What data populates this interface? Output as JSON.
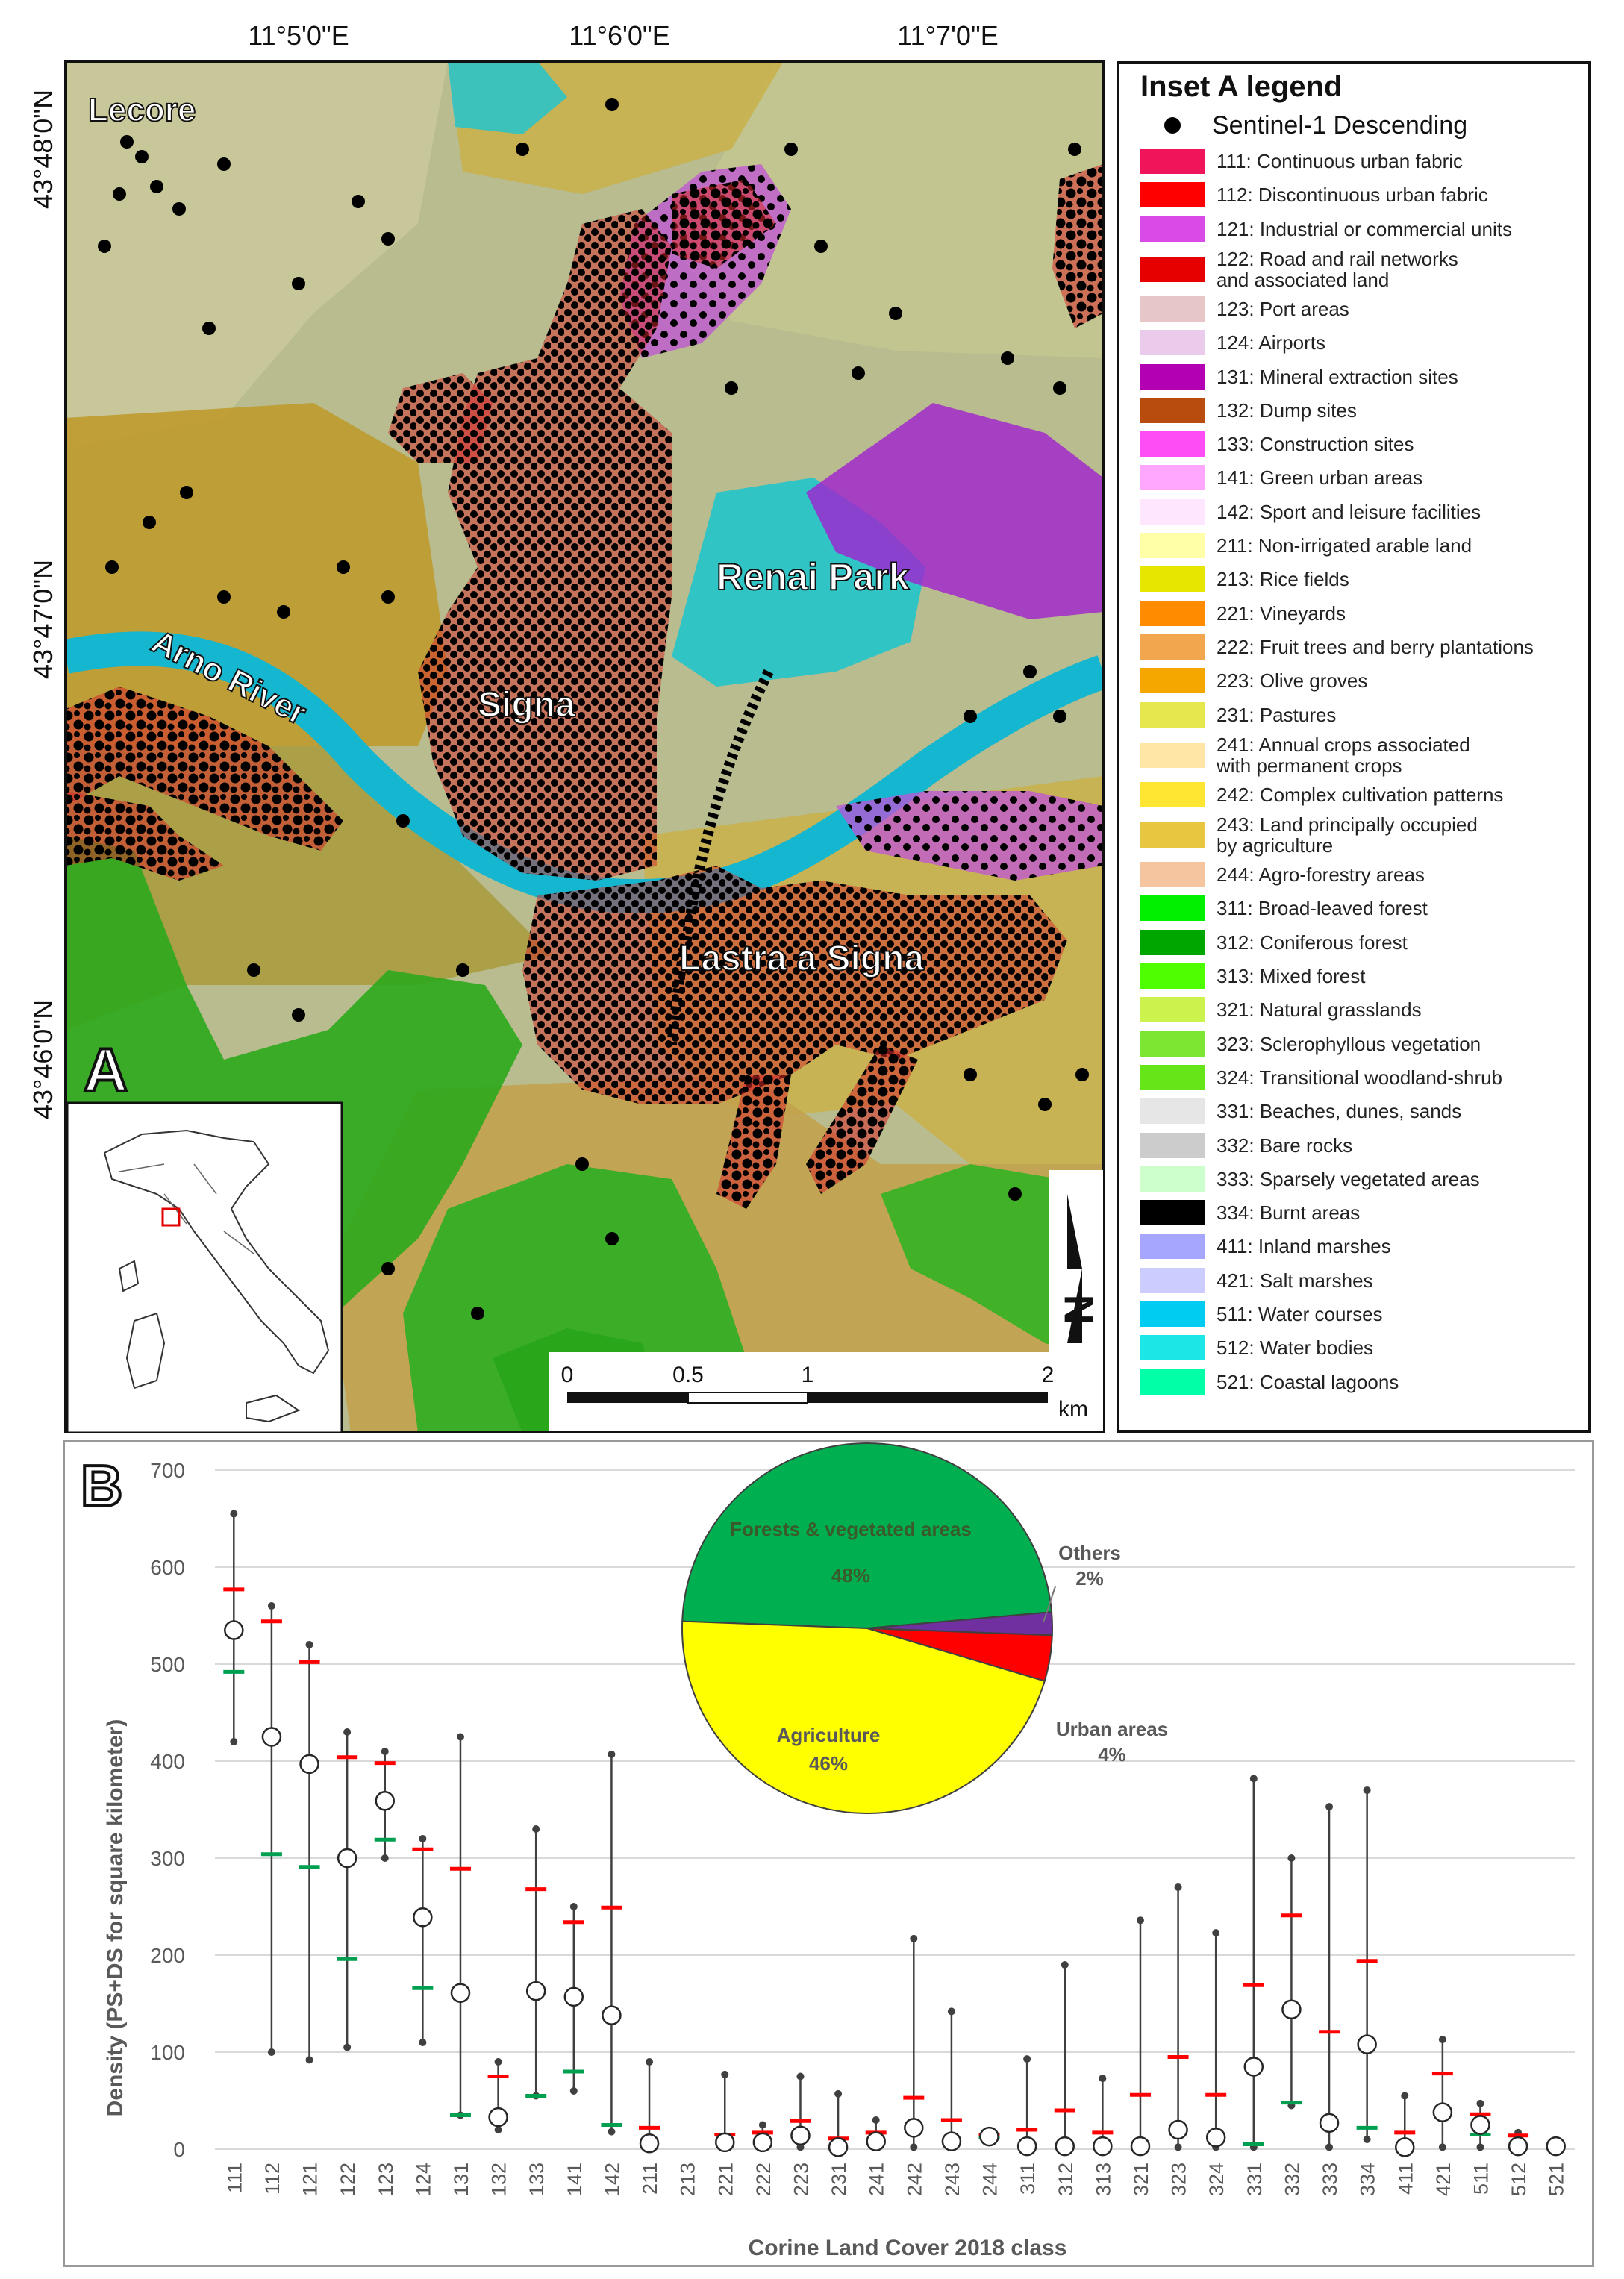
{
  "panel_a": {
    "letter": "A",
    "lon_labels": [
      "11°5'0\"E",
      "11°6'0\"E",
      "11°7'0\"E"
    ],
    "lat_labels": [
      "43°48'0\"N",
      "43°47'0\"N",
      "43°46'0\"N"
    ],
    "places": {
      "lecore": "Lecore",
      "renai_park": "Renai Park",
      "arno_river": "Arno River",
      "signa": "Signa",
      "lastra": "Lastra a Signa"
    },
    "scale": {
      "ticks": [
        "0",
        "0.5",
        "1",
        "2"
      ],
      "unit": "km"
    },
    "north_arrow": "N"
  },
  "legend": {
    "title": "Inset A legend",
    "point_label": "Sentinel-1 Descending",
    "items": [
      {
        "label": "111: Continuous urban fabric",
        "color": "#f0155a"
      },
      {
        "label": "112: Discontinuous urban fabric",
        "color": "#ff0000"
      },
      {
        "label": "121: Industrial or commercial units",
        "color": "#d94be6"
      },
      {
        "label": "122: Road and rail networks\nand associated land",
        "color": "#e60000"
      },
      {
        "label": "123: Port areas",
        "color": "#e6c6c6"
      },
      {
        "label": "124: Airports",
        "color": "#ebcbeb"
      },
      {
        "label": "131: Mineral extraction sites",
        "color": "#b300b3"
      },
      {
        "label": "132: Dump sites",
        "color": "#b84c0f"
      },
      {
        "label": "133: Construction sites",
        "color": "#ff4df5"
      },
      {
        "label": "141: Green urban areas",
        "color": "#ffa6ff"
      },
      {
        "label": "142: Sport and leisure facilities",
        "color": "#ffe6ff"
      },
      {
        "label": "211: Non-irrigated arable land",
        "color": "#ffffa8"
      },
      {
        "label": "213: Rice fields",
        "color": "#e6e600"
      },
      {
        "label": "221: Vineyards",
        "color": "#ff8c00"
      },
      {
        "label": "222: Fruit trees and berry plantations",
        "color": "#f2a64d"
      },
      {
        "label": "223: Olive groves",
        "color": "#f5a700"
      },
      {
        "label": "231: Pastures",
        "color": "#e6e64d"
      },
      {
        "label": "241: Annual crops associated\nwith permanent crops",
        "color": "#ffe6a6"
      },
      {
        "label": "242: Complex cultivation patterns",
        "color": "#ffe633"
      },
      {
        "label": "243: Land principally occupied\nby agriculture",
        "color": "#e8c640"
      },
      {
        "label": "244: Agro-forestry areas",
        "color": "#f5c5a0"
      },
      {
        "label": "311: Broad-leaved forest",
        "color": "#00f000"
      },
      {
        "label": "312: Coniferous forest",
        "color": "#00a600"
      },
      {
        "label": "313: Mixed forest",
        "color": "#4dff00"
      },
      {
        "label": "321: Natural grasslands",
        "color": "#ccf24d"
      },
      {
        "label": "323: Sclerophyllous vegetation",
        "color": "#7ce633"
      },
      {
        "label": "324: Transitional woodland-shrub",
        "color": "#66e619"
      },
      {
        "label": "331: Beaches, dunes, sands",
        "color": "#e6e6e6"
      },
      {
        "label": "332: Bare rocks",
        "color": "#cccccc"
      },
      {
        "label": "333: Sparsely vegetated areas",
        "color": "#ccffcc"
      },
      {
        "label": "334: Burnt areas",
        "color": "#000000"
      },
      {
        "label": "411: Inland marshes",
        "color": "#a6a6ff"
      },
      {
        "label": "421: Salt marshes",
        "color": "#ccccff"
      },
      {
        "label": "511: Water courses",
        "color": "#00ccf2"
      },
      {
        "label": "512: Water bodies",
        "color": "#1ce6e6"
      },
      {
        "label": "521: Coastal lagoons",
        "color": "#00ffa6"
      }
    ]
  },
  "panel_b": {
    "letter": "B"
  },
  "chart_data": [
    {
      "type": "scatter",
      "xlabel": "Corine Land Cover 2018 class",
      "ylabel": "Density (PS+DS for square kilometer)",
      "ylim": [
        0,
        700
      ],
      "yticks": [
        0,
        100,
        200,
        300,
        400,
        500,
        600,
        700
      ],
      "grid": true,
      "categories": [
        "111",
        "112",
        "121",
        "122",
        "123",
        "124",
        "131",
        "132",
        "133",
        "141",
        "142",
        "211",
        "213",
        "221",
        "222",
        "223",
        "231",
        "241",
        "242",
        "243",
        "244",
        "311",
        "312",
        "313",
        "321",
        "323",
        "324",
        "331",
        "332",
        "333",
        "334",
        "411",
        "421",
        "511",
        "512",
        "521"
      ],
      "series": [
        {
          "values": [
            535,
            425,
            397,
            300,
            359,
            239,
            161,
            33,
            163,
            157,
            138,
            6,
            null,
            7,
            7,
            14,
            2,
            8,
            22,
            8,
            13,
            3,
            3,
            3,
            3,
            20,
            12,
            85,
            144,
            27,
            108,
            2,
            38,
            25,
            3,
            3
          ]
        },
        {
          "values": [
            655,
            560,
            520,
            430,
            410,
            320,
            425,
            90,
            330,
            250,
            407,
            90,
            null,
            77,
            25,
            75,
            57,
            30,
            217,
            142,
            17,
            93,
            190,
            73,
            236,
            270,
            223,
            382,
            300,
            353,
            370,
            55,
            113,
            47,
            17,
            2
          ]
        },
        {
          "values": [
            420,
            100,
            92,
            105,
            300,
            110,
            35,
            20,
            55,
            60,
            18,
            2,
            null,
            2,
            2,
            2,
            2,
            2,
            2,
            2,
            8,
            2,
            2,
            2,
            2,
            2,
            2,
            2,
            45,
            2,
            10,
            2,
            2,
            2,
            2,
            2
          ]
        },
        {
          "values": [
            577,
            544,
            502,
            404,
            398,
            309,
            289,
            75,
            268,
            234,
            249,
            22,
            null,
            15,
            17,
            29,
            11,
            17,
            53,
            30,
            15,
            20,
            40,
            17,
            56,
            95,
            56,
            169,
            241,
            121,
            194,
            17,
            78,
            36,
            14,
            null
          ]
        },
        {
          "values": [
            492,
            304,
            291,
            196,
            319,
            166,
            35,
            null,
            55,
            80,
            25,
            null,
            null,
            null,
            null,
            null,
            null,
            null,
            null,
            null,
            12,
            null,
            null,
            null,
            null,
            null,
            null,
            5,
            48,
            null,
            22,
            null,
            null,
            15,
            null,
            null
          ]
        }
      ]
    },
    {
      "type": "pie",
      "labels": [
        "Forests & vegetated areas",
        "Others",
        "Urban areas",
        "Agriculture"
      ],
      "values": [
        48,
        2,
        4,
        46
      ],
      "value_labels": [
        "48%",
        "2%",
        "4%",
        "46%"
      ],
      "colors": [
        "#00b050",
        "#7030a0",
        "#ff0000",
        "#ffff00"
      ]
    }
  ]
}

> WRITTEN PROBLEM
Among the lines above, how many contain the string "associated"? State the number alone.

> RESULT FOR THIS EXERCISE
2